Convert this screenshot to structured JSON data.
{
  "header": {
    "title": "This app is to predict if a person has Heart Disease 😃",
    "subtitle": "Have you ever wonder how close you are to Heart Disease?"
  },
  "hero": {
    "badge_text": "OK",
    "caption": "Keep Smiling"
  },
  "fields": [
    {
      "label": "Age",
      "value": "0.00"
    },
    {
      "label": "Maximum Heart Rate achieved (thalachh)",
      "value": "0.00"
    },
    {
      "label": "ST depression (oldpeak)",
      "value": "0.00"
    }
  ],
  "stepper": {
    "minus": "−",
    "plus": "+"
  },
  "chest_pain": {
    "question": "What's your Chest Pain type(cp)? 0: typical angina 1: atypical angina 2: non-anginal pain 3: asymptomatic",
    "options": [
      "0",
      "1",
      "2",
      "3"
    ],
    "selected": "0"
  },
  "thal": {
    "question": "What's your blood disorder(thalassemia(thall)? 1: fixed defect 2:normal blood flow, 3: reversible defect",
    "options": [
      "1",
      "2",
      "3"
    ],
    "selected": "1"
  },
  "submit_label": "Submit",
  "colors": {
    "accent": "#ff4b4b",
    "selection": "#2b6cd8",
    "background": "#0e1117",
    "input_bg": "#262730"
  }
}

TASK DETAILS
Provide an exact reproduction of all the entries shown above.

THE COMPLETED TASK
Convert this screenshot to structured JSON data.
{
  "header": {
    "title": "This app is to predict if a person has Heart Disease 😃",
    "subtitle": "Have you ever wonder how close you are to Heart Disease?"
  },
  "hero": {
    "badge_text": "OK",
    "caption": "Keep Smiling"
  },
  "fields": [
    {
      "label": "Age",
      "value": "0.00"
    },
    {
      "label": "Maximum Heart Rate achieved (thalachh)",
      "value": "0.00"
    },
    {
      "label": "ST depression (oldpeak)",
      "value": "0.00"
    }
  ],
  "stepper": {
    "minus": "−",
    "plus": "+"
  },
  "chest_pain": {
    "question": "What's your Chest Pain type(cp)? 0: typical angina 1: atypical angina 2: non-anginal pain 3: asymptomatic",
    "options": [
      "0",
      "1",
      "2",
      "3"
    ],
    "selected": "0"
  },
  "thal": {
    "question": "What's your blood disorder(thalassemia(thall)? 1: fixed defect 2:normal blood flow, 3: reversible defect",
    "options": [
      "1",
      "2",
      "3"
    ],
    "selected": "1"
  },
  "submit_label": "Submit",
  "colors": {
    "accent": "#ff4b4b",
    "selection": "#2b6cd8",
    "background": "#0e1117",
    "input_bg": "#262730"
  }
}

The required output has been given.